_Work to do_:
Lines that contain the string "name" are to be copied; leave out all others.

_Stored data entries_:
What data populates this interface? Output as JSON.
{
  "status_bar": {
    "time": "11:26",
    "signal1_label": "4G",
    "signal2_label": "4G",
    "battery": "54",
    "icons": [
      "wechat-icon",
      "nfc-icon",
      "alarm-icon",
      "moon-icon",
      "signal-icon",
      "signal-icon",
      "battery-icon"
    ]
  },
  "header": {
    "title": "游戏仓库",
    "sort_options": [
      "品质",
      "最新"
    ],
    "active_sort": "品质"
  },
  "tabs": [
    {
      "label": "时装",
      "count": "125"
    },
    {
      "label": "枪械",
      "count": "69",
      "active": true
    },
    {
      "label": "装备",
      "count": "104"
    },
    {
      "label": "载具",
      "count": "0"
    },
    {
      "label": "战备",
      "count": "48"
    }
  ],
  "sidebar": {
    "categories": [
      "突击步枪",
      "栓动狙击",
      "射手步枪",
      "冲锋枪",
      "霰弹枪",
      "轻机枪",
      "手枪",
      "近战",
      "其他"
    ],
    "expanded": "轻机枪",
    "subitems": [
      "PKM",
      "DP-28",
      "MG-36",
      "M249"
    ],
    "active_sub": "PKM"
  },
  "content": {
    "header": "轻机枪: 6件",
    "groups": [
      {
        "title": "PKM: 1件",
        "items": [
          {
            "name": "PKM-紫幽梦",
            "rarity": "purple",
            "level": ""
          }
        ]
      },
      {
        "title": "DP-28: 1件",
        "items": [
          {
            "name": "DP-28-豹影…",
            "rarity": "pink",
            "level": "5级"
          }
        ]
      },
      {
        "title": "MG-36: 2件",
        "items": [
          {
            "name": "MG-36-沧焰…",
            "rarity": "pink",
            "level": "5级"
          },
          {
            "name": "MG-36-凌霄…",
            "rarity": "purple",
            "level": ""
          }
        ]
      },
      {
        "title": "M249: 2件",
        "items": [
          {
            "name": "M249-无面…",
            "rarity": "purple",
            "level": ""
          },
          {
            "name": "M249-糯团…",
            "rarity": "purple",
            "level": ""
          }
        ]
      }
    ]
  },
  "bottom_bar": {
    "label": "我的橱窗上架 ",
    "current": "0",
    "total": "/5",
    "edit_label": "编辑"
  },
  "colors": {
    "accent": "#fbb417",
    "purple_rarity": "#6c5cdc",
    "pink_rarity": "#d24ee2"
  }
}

_Complete response_:
            "name": "PKM-紫幽梦",
            "name": "DP-28-豹影…",
            "name": "MG-36-沧焰…",
            "name": "MG-36-凌霄…",
            "name": "M249-无面…",
            "name": "M249-糯团…",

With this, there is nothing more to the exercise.